Sift the material for lines containing "disabled", and return them.

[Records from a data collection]

------------------------------------

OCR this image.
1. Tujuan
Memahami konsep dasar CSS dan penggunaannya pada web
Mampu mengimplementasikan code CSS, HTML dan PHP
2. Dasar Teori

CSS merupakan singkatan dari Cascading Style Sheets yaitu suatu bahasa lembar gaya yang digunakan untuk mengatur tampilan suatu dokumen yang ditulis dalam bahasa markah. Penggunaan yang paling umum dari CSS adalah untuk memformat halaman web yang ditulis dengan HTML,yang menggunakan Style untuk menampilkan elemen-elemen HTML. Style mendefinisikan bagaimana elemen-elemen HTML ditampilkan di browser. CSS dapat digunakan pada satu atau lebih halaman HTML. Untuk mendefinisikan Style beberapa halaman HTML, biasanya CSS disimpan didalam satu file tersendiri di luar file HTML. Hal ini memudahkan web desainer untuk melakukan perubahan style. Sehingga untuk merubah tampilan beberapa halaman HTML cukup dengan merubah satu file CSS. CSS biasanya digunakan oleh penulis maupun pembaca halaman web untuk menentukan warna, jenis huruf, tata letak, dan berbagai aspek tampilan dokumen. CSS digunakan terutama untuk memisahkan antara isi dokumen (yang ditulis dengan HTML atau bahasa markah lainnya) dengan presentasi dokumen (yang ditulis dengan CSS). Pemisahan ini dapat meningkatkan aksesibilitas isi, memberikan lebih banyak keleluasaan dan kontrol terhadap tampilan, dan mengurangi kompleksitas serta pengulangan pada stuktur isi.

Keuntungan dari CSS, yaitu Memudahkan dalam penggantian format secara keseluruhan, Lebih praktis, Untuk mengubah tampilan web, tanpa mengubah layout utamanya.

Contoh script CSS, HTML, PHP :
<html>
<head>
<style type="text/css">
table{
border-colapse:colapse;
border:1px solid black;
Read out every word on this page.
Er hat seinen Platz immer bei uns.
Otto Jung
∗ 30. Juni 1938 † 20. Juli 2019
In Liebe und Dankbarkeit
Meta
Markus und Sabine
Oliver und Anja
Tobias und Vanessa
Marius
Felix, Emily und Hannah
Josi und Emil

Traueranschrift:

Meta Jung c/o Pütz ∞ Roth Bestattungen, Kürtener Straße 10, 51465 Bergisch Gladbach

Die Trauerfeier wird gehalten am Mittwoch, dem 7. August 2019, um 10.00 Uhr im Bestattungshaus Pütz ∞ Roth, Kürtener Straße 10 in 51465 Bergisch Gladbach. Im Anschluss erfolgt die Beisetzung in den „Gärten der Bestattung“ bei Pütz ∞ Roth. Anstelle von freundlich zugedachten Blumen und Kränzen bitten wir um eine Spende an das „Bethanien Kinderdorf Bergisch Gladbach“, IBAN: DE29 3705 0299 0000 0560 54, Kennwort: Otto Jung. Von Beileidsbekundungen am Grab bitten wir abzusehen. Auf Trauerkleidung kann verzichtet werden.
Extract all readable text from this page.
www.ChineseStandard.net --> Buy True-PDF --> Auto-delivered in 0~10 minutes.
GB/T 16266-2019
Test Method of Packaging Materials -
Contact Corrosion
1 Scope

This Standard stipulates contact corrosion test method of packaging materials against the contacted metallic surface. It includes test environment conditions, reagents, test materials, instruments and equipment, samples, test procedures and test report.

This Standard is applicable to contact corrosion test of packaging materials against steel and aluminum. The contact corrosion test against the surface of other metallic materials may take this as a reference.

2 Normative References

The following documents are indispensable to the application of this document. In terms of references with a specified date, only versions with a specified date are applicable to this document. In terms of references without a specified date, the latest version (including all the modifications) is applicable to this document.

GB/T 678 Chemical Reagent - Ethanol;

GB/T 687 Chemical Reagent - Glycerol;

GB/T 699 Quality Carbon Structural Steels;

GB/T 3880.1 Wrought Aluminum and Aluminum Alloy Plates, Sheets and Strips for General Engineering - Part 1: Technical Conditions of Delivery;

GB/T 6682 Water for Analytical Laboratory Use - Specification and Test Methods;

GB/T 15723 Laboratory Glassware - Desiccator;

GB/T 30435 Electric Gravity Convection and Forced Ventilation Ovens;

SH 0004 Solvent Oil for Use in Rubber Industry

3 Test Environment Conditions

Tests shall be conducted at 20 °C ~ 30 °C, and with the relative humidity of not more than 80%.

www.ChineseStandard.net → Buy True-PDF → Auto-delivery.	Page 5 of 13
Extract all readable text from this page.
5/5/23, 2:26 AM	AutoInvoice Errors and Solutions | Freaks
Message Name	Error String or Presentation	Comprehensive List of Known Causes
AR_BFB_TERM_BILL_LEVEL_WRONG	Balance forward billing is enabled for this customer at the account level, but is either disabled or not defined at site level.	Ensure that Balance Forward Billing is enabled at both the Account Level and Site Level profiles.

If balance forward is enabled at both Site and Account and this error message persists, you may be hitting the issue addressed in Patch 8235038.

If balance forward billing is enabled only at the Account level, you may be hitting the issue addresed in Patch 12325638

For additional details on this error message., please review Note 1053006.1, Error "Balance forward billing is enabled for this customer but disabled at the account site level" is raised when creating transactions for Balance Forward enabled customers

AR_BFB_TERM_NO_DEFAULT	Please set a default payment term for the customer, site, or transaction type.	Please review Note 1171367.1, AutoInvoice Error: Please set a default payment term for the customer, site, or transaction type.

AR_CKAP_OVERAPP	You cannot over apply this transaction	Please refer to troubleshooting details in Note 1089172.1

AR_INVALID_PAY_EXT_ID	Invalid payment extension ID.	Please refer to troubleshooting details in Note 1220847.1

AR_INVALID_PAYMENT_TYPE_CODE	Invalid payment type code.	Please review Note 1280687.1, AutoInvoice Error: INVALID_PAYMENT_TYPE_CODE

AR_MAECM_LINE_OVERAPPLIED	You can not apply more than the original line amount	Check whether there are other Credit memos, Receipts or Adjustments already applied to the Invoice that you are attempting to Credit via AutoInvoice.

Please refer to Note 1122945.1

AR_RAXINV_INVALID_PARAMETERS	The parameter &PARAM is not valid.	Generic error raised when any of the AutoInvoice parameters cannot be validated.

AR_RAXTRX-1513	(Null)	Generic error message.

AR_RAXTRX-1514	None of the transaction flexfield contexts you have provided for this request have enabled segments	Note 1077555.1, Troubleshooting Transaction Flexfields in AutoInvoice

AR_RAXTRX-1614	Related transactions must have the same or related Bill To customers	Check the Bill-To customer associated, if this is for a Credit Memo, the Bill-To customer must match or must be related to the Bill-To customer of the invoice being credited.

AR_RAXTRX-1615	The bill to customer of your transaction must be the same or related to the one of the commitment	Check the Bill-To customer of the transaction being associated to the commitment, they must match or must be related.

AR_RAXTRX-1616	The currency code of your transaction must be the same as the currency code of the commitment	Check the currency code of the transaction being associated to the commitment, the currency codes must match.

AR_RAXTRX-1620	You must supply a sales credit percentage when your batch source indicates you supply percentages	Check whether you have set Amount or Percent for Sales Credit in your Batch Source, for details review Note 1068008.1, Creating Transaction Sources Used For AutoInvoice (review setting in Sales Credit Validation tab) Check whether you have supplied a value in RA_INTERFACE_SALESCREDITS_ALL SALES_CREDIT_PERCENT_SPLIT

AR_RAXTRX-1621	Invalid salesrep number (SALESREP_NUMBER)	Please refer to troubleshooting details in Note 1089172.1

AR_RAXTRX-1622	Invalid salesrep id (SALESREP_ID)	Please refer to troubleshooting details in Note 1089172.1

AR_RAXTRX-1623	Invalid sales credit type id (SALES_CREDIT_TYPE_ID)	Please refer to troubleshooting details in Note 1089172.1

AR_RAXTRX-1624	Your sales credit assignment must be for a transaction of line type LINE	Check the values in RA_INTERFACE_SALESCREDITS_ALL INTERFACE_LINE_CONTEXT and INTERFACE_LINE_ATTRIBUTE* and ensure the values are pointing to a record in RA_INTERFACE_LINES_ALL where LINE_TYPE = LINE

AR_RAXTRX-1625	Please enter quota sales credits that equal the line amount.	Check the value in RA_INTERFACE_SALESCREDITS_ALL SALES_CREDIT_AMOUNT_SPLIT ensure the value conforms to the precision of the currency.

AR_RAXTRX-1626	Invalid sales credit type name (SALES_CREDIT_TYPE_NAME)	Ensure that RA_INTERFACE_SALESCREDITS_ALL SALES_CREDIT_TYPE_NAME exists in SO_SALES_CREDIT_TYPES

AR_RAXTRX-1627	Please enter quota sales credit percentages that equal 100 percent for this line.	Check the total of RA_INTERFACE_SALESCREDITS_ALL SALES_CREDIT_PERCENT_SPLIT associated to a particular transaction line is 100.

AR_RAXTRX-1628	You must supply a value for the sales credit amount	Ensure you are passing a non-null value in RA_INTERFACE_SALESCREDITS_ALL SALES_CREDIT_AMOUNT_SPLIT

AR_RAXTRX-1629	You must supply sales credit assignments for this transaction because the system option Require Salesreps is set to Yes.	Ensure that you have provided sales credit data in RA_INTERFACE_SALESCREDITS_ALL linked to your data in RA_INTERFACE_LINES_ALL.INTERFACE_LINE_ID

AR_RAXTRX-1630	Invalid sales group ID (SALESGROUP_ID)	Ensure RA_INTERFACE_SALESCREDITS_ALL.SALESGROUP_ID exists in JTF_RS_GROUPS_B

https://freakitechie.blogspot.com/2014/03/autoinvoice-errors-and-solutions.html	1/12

------------------------------------

● **Full solution**
AR_BFB_TERM_BILL_LEVEL_WRONG	Balance forward billing is enabled for this customer at the account level, but is either disabled or not defined at site level.	Ensure that Balance Forward Billing is enabled at both the Account Level and Site Level profiles.
For additional details on this error message., please review Note 1053006.1, Error "Balance forward billing is enabled for this customer but disabled at the account site level" is raised when creating transactions for Balance Forward enabled customers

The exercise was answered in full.